__Given data__
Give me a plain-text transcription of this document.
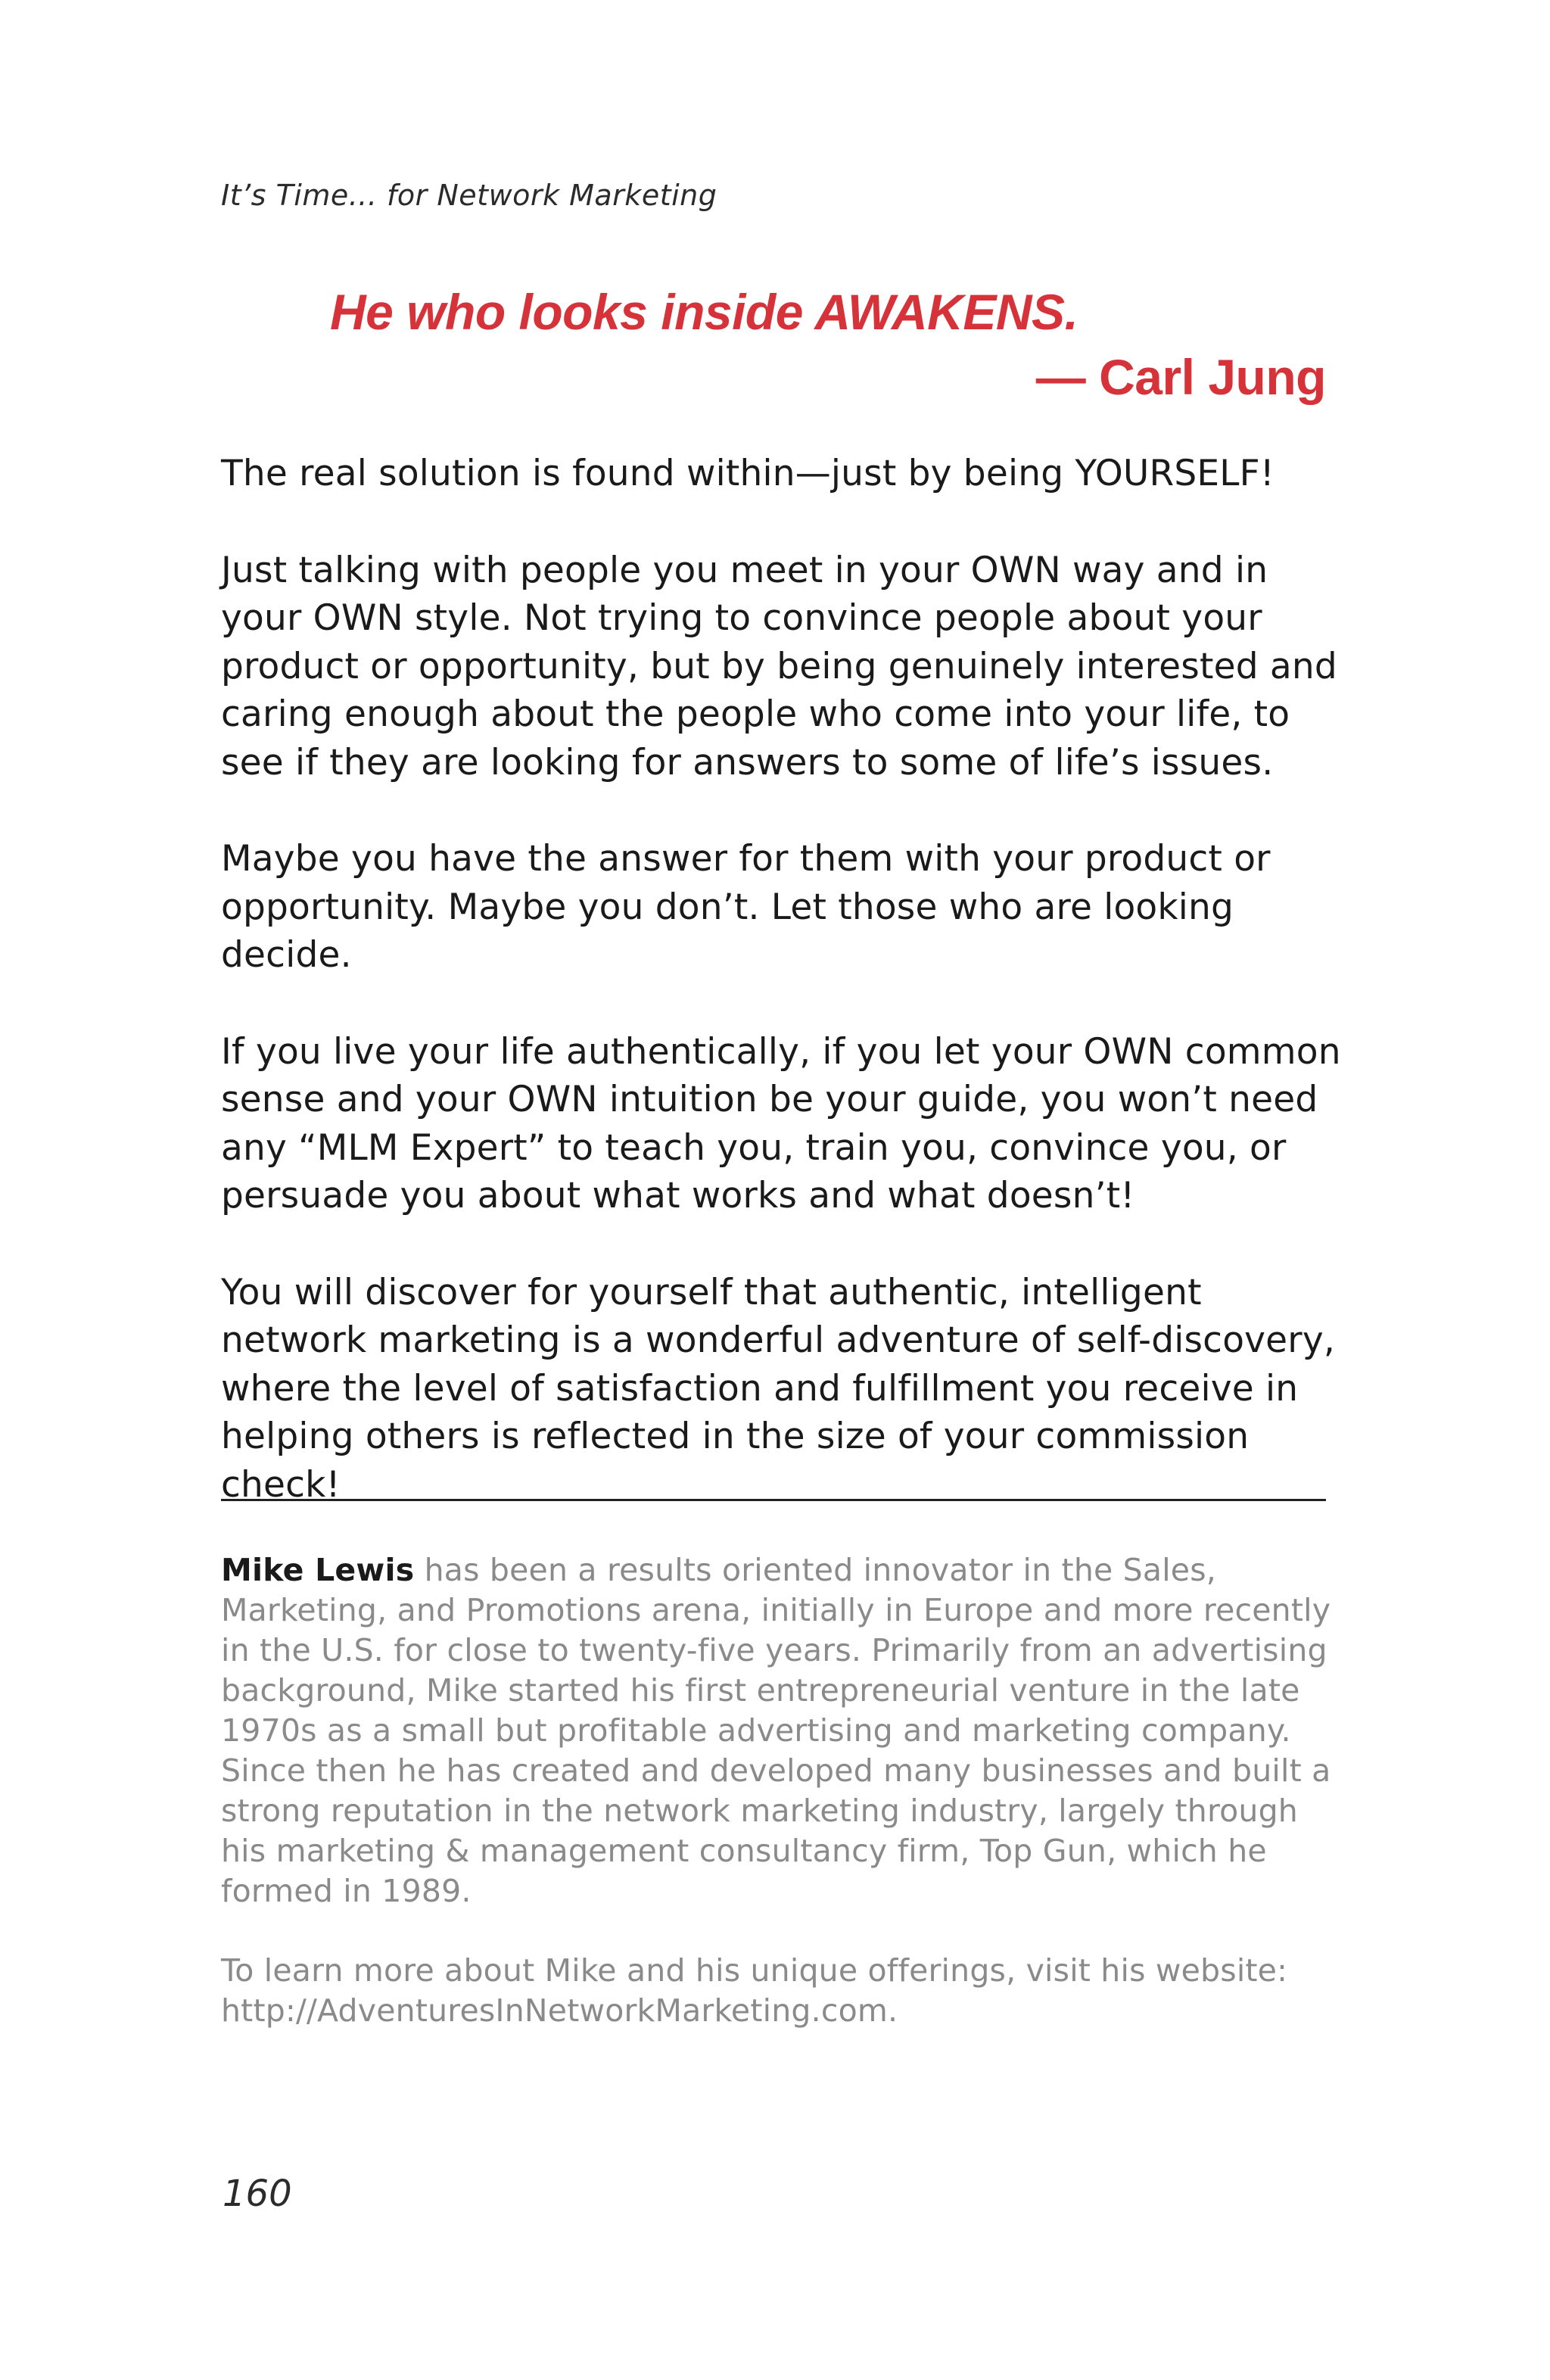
It’s Time... for Network Marketing
He who looks inside AWAKENS.
— Carl Jung

The real solution is found within—just by being YOURSELF!

Just talking with people you meet in your OWN way and in your OWN style. Not trying to convince people about your product or opportunity, but by being genuinely interested and caring enough about the people who come into your life, to see if they are looking for answers to some of life’s issues.

Maybe you have the answer for them with your product or opportunity. Maybe you don’t. Let those who are looking decide.

If you live your life authentically, if you let your OWN common sense and your OWN intuition be your guide, you won’t need any “MLM Expert” to teach you, train you, convince you, or persuade you about what works and what doesn’t!

You will discover for yourself that authentic, intelligent network marketing is a wonderful adventure of self-discovery, where the level of satisfaction and fulfillment you receive in helping others is reflected in the size of your commission check!

Mike Lewis has been a results oriented innovator in the Sales, Marketing, and Promotions arena, initially in Europe and more recently in the U.S. for close to twenty-five years. Primarily from an advertising background, Mike started his first entrepreneurial venture in the late 1970s as a small but profitable advertising and marketing company. Since then he has created and developed many businesses and built a strong reputation in the network marketing industry, largely through his marketing & management consultancy firm, Top Gun, which he formed in 1989.

To learn more about Mike and his unique offerings, visit his website: http://AdventuresInNetworkMarketing.com.

160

__What to do__
Every record above should be transcribed exactly; the pictures stay out of the copy.

__Output below__
Give me a plain-text transcription of this document.
It’s Time... for Network Marketing
He who looks inside AWAKENS.
— Carl Jung

The real solution is found within—just by being YOURSELF!

Just talking with people you meet in your OWN way and in your OWN style. Not trying to convince people about your product or opportunity, but by being genuinely interested and caring enough about the people who come into your life, to see if they are looking for answers to some of life’s issues.

Maybe you have the answer for them with your product or opportunity. Maybe you don’t. Let those who are looking decide.

If you live your life authentically, if you let your OWN common sense and your OWN intuition be your guide, you won’t need any “MLM Expert” to teach you, train you, convince you, or persuade you about what works and what doesn’t!

You will discover for yourself that authentic, intelligent network marketing is a wonderful adventure of self-discovery, where the level of satisfaction and fulfillment you receive in helping others is reflected in the size of your commission check!

Mike Lewis has been a results oriented innovator in the Sales, Marketing, and Promotions arena, initially in Europe and more recently in the U.S. for close to twenty-five years. Primarily from an advertising background, Mike started his first entrepreneurial venture in the late 1970s as a small but profitable advertising and marketing company. Since then he has created and developed many businesses and built a strong reputation in the network marketing industry, largely through his marketing & management consultancy firm, Top Gun, which he formed in 1989.

To learn more about Mike and his unique offerings, visit his website: http://AdventuresInNetworkMarketing.com.

160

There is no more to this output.